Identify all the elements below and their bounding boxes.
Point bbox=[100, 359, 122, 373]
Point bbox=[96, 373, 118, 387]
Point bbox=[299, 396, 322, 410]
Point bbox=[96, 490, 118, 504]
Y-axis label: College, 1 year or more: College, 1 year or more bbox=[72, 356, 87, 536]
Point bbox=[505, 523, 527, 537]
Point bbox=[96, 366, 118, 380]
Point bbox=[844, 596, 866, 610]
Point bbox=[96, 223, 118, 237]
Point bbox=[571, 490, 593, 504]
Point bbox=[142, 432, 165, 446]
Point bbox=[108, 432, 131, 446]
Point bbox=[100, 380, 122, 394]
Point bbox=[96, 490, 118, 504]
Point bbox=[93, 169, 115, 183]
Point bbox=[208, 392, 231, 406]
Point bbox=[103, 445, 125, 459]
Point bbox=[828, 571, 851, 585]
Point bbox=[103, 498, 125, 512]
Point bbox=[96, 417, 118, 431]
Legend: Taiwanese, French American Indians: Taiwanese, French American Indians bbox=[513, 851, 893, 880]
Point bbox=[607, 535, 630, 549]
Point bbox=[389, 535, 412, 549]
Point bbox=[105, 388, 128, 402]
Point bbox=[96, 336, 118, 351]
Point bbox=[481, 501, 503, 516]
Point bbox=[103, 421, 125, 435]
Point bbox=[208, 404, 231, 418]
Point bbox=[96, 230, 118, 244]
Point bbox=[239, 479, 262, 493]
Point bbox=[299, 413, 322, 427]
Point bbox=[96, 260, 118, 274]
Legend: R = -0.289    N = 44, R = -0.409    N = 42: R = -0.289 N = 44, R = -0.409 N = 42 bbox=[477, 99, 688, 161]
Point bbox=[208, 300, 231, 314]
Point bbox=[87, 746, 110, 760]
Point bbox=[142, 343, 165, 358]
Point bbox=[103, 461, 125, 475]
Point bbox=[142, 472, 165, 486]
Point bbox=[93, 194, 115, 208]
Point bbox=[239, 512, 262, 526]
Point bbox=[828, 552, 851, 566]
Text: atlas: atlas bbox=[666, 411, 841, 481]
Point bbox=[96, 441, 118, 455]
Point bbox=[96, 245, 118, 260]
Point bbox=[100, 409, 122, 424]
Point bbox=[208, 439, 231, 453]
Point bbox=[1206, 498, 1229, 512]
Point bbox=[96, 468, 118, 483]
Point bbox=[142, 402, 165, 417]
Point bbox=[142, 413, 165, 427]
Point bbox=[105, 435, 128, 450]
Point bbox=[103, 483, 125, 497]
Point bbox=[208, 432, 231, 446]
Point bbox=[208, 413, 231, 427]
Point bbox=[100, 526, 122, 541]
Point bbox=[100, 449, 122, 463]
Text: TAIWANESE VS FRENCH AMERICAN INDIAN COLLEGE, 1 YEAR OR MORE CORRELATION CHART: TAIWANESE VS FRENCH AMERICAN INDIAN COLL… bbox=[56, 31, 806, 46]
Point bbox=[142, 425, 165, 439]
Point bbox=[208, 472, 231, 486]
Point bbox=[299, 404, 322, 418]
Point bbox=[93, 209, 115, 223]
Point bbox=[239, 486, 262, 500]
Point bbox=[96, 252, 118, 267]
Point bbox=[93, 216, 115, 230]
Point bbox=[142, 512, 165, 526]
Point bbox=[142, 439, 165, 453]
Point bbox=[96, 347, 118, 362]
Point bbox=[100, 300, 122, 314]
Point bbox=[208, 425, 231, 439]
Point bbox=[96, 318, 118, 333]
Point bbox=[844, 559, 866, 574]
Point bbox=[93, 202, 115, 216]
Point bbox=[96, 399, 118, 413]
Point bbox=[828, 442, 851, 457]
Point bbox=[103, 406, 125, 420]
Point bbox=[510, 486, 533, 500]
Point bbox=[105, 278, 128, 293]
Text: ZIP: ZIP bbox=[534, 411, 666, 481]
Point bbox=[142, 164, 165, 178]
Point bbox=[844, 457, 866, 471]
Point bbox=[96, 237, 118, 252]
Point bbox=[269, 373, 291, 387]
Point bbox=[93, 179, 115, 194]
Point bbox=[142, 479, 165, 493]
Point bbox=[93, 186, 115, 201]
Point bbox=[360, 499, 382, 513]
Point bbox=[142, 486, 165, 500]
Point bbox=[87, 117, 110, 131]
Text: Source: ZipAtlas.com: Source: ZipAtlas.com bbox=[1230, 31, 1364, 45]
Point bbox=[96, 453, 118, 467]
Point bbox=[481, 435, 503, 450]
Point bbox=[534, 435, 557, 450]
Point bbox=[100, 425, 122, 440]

## Required task
Reproduce every line of the data above without any change.

## Exercise response
Identify all the elements below and their bounding boxes.
Point bbox=[100, 359, 122, 373]
Point bbox=[96, 373, 118, 387]
Point bbox=[299, 396, 322, 410]
Point bbox=[96, 490, 118, 504]
Y-axis label: College, 1 year or more: College, 1 year or more bbox=[72, 356, 87, 536]
Point bbox=[505, 523, 527, 537]
Point bbox=[96, 366, 118, 380]
Point bbox=[844, 596, 866, 610]
Point bbox=[96, 223, 118, 237]
Point bbox=[571, 490, 593, 504]
Point bbox=[142, 432, 165, 446]
Point bbox=[108, 432, 131, 446]
Point bbox=[100, 380, 122, 394]
Point bbox=[96, 490, 118, 504]
Point bbox=[93, 169, 115, 183]
Point bbox=[208, 392, 231, 406]
Point bbox=[103, 445, 125, 459]
Point bbox=[828, 571, 851, 585]
Point bbox=[103, 498, 125, 512]
Point bbox=[96, 417, 118, 431]
Legend: Taiwanese, French American Indians: Taiwanese, French American Indians bbox=[513, 851, 893, 880]
Point bbox=[607, 535, 630, 549]
Point bbox=[389, 535, 412, 549]
Point bbox=[105, 388, 128, 402]
Point bbox=[96, 336, 118, 351]
Point bbox=[481, 501, 503, 516]
Point bbox=[103, 421, 125, 435]
Point bbox=[208, 404, 231, 418]
Point bbox=[96, 230, 118, 244]
Point bbox=[239, 479, 262, 493]
Point bbox=[299, 413, 322, 427]
Point bbox=[96, 260, 118, 274]
Legend: R = -0.289    N = 44, R = -0.409    N = 42: R = -0.289 N = 44, R = -0.409 N = 42 bbox=[477, 99, 688, 161]
Point bbox=[208, 300, 231, 314]
Point bbox=[87, 746, 110, 760]
Point bbox=[142, 343, 165, 358]
Point bbox=[103, 461, 125, 475]
Point bbox=[142, 472, 165, 486]
Point bbox=[93, 194, 115, 208]
Point bbox=[239, 512, 262, 526]
Point bbox=[828, 552, 851, 566]
Text: atlas: atlas bbox=[666, 411, 841, 481]
Point bbox=[96, 441, 118, 455]
Point bbox=[96, 245, 118, 260]
Point bbox=[100, 409, 122, 424]
Point bbox=[208, 439, 231, 453]
Point bbox=[1206, 498, 1229, 512]
Point bbox=[96, 468, 118, 483]
Point bbox=[142, 402, 165, 417]
Point bbox=[142, 413, 165, 427]
Point bbox=[105, 435, 128, 450]
Point bbox=[103, 483, 125, 497]
Point bbox=[208, 432, 231, 446]
Point bbox=[208, 413, 231, 427]
Point bbox=[100, 526, 122, 541]
Point bbox=[100, 449, 122, 463]
Text: TAIWANESE VS FRENCH AMERICAN INDIAN COLLEGE, 1 YEAR OR MORE CORRELATION CHART: TAIWANESE VS FRENCH AMERICAN INDIAN COLL… bbox=[56, 31, 806, 46]
Point bbox=[142, 425, 165, 439]
Point bbox=[208, 472, 231, 486]
Point bbox=[299, 404, 322, 418]
Point bbox=[93, 209, 115, 223]
Point bbox=[239, 486, 262, 500]
Point bbox=[96, 252, 118, 267]
Point bbox=[93, 216, 115, 230]
Point bbox=[142, 512, 165, 526]
Point bbox=[142, 439, 165, 453]
Point bbox=[96, 347, 118, 362]
Point bbox=[100, 300, 122, 314]
Point bbox=[208, 425, 231, 439]
Point bbox=[96, 318, 118, 333]
Point bbox=[844, 559, 866, 574]
Point bbox=[93, 202, 115, 216]
Point bbox=[96, 399, 118, 413]
Point bbox=[828, 442, 851, 457]
Point bbox=[103, 406, 125, 420]
Point bbox=[510, 486, 533, 500]
Point bbox=[105, 278, 128, 293]
Text: ZIP: ZIP bbox=[534, 411, 666, 481]
Point bbox=[142, 164, 165, 178]
Point bbox=[844, 457, 866, 471]
Point bbox=[96, 237, 118, 252]
Point bbox=[269, 373, 291, 387]
Point bbox=[93, 179, 115, 194]
Point bbox=[142, 479, 165, 493]
Point bbox=[93, 186, 115, 201]
Point bbox=[360, 499, 382, 513]
Point bbox=[142, 486, 165, 500]
Point bbox=[87, 117, 110, 131]
Text: Source: ZipAtlas.com: Source: ZipAtlas.com bbox=[1230, 31, 1364, 45]
Point bbox=[96, 453, 118, 467]
Point bbox=[481, 435, 503, 450]
Point bbox=[534, 435, 557, 450]
Point bbox=[100, 425, 122, 440]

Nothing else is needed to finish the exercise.